[Dataset excerpt]
──────────────────────────────

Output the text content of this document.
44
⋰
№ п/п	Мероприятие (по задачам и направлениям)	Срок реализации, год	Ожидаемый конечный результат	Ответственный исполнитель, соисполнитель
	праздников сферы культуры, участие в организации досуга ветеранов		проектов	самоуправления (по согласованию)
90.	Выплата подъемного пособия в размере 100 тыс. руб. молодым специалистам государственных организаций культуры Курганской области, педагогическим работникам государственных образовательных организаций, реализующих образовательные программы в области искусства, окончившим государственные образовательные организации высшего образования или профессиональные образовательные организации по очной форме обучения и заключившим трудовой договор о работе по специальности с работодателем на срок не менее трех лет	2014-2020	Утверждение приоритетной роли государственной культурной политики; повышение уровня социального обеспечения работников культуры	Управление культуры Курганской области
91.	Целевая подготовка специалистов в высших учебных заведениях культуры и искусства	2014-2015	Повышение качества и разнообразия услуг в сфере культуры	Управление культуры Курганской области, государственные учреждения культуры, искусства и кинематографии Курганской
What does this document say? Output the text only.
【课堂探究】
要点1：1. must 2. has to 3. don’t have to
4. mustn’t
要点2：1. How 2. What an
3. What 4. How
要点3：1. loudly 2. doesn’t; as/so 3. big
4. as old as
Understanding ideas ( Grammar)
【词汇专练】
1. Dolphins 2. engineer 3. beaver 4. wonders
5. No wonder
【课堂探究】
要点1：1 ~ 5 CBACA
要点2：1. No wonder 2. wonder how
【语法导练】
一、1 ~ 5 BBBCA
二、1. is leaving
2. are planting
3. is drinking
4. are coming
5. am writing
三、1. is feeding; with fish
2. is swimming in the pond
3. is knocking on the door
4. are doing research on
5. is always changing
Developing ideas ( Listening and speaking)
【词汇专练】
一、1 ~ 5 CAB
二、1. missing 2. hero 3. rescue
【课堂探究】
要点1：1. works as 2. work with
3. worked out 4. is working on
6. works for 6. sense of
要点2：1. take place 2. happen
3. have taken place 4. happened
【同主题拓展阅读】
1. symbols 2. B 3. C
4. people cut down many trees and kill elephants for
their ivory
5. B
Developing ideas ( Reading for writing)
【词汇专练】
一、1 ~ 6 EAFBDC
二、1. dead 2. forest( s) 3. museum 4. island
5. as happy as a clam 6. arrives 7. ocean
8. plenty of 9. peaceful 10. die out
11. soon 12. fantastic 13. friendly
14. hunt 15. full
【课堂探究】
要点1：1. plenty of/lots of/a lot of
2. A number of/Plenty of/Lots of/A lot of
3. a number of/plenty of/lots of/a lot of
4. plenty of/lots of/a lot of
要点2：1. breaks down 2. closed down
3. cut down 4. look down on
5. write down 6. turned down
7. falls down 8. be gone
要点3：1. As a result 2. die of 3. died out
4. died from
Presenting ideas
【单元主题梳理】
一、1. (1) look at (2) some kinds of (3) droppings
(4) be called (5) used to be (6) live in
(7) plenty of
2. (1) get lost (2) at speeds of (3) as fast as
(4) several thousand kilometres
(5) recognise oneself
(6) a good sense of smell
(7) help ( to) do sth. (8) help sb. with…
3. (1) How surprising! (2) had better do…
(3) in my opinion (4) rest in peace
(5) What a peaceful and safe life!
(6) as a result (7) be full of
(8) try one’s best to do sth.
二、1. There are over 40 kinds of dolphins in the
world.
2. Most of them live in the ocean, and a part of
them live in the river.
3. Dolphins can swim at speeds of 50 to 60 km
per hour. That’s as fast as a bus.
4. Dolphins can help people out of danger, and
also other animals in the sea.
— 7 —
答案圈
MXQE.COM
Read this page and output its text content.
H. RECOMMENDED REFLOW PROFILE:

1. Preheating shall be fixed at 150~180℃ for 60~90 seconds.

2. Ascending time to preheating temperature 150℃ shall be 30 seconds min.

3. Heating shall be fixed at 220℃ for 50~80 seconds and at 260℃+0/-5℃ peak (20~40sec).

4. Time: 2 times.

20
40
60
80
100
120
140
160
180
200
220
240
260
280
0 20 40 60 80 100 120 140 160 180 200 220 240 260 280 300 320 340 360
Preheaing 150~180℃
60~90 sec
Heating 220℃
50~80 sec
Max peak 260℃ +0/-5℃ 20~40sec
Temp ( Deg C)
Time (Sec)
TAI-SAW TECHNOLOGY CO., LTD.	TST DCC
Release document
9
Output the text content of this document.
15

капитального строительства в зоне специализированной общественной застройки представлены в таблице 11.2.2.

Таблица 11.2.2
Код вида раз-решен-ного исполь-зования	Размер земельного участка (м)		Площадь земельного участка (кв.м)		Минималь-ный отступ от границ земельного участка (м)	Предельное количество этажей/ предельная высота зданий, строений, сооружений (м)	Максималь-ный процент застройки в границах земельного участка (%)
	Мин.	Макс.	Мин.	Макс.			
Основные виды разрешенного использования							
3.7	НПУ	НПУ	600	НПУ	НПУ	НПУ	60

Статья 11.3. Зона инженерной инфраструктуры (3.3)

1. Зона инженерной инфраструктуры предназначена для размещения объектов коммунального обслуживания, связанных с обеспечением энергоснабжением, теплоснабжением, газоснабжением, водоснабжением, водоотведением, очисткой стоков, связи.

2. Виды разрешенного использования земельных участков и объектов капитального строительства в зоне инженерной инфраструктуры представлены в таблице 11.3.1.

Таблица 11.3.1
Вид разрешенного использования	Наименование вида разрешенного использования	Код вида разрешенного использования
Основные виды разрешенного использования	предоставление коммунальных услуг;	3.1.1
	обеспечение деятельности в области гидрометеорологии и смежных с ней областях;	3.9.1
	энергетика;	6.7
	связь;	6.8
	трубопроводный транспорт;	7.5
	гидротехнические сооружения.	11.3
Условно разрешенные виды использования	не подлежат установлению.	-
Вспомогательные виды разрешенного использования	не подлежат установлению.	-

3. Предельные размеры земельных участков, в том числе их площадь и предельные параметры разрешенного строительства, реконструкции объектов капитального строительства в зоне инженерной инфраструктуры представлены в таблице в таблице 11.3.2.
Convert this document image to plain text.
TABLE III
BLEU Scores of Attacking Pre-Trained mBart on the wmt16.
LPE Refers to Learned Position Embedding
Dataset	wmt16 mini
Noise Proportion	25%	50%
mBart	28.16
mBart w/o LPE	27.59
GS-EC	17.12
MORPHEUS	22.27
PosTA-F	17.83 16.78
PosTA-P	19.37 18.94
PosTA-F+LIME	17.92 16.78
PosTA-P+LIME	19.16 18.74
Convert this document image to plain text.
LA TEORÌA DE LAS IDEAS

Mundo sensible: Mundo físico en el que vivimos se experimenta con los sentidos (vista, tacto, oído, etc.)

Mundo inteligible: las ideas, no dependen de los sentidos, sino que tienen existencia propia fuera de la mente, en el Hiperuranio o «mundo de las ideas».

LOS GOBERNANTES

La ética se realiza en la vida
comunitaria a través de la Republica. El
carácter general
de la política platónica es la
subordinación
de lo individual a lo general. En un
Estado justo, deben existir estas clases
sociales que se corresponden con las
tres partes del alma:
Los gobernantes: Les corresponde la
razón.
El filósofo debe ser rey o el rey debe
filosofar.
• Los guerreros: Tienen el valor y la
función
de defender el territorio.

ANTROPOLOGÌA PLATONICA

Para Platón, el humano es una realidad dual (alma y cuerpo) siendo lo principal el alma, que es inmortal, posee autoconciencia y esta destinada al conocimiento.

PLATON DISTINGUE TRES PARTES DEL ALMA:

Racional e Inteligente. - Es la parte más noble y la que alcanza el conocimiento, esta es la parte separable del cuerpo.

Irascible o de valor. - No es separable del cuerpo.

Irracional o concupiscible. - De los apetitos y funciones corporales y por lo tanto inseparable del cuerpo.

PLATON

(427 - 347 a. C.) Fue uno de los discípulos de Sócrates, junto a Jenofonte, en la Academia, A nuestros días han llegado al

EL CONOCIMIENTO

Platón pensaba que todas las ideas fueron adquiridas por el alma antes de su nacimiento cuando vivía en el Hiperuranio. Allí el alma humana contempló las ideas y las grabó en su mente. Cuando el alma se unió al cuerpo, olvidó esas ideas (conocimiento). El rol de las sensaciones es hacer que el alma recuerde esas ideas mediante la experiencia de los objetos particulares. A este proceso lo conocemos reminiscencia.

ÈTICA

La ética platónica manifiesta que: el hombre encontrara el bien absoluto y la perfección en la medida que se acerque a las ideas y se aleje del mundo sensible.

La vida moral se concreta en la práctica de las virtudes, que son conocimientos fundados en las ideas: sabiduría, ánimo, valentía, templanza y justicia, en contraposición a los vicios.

──────────────────────────────

Gather all lines with the string "seconds" from the data.

- Solution to the exercise:
1. Preheating shall be fixed at 150~180℃ for 60~90 seconds.
2. Ascending time to preheating temperature 150℃ shall be 30 seconds min.
3. Heating shall be fixed at 220℃ for 50~80 seconds and at 260℃+0/-5℃ peak (20~40sec).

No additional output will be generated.